§ **Task requirements**
In the listing below, locate the lines bearing the word "this". Copy every one of them.

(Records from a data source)

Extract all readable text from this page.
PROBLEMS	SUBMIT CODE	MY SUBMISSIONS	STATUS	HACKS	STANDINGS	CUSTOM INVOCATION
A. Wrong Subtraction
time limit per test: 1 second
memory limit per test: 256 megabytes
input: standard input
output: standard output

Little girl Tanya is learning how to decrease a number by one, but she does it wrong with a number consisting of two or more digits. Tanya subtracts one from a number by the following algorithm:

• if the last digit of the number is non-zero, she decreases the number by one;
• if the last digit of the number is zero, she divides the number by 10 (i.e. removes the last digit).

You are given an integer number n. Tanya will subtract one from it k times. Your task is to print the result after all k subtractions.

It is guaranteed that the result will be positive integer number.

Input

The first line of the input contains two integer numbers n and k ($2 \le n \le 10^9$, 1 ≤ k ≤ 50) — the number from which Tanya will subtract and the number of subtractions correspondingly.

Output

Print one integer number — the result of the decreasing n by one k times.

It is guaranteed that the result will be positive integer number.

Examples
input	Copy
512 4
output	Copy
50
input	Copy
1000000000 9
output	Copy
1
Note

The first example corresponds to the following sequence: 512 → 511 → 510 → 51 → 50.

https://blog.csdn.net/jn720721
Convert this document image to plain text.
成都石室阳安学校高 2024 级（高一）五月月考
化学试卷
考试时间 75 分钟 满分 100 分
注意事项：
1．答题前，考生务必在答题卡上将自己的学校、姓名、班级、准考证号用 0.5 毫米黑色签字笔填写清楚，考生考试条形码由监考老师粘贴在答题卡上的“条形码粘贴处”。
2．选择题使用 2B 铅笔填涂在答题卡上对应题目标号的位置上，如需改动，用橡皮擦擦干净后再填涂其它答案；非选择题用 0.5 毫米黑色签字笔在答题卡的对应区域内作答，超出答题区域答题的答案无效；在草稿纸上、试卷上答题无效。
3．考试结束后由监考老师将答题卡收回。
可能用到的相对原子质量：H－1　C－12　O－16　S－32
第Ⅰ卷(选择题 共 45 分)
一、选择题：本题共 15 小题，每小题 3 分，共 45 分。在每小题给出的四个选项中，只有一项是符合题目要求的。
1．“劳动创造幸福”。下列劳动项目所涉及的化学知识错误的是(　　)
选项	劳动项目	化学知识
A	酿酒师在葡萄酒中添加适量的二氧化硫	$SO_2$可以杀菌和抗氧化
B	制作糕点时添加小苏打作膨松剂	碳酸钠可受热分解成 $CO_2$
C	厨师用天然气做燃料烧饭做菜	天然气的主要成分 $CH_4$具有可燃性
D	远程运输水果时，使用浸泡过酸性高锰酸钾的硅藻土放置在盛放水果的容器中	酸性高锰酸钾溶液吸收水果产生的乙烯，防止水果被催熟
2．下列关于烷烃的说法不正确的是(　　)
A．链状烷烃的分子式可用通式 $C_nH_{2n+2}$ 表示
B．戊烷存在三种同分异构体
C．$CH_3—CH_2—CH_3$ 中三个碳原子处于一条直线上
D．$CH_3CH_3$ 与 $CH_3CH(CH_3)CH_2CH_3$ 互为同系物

§ **The reply**
Extract all readable text from this page.
Convert this document image to plain text.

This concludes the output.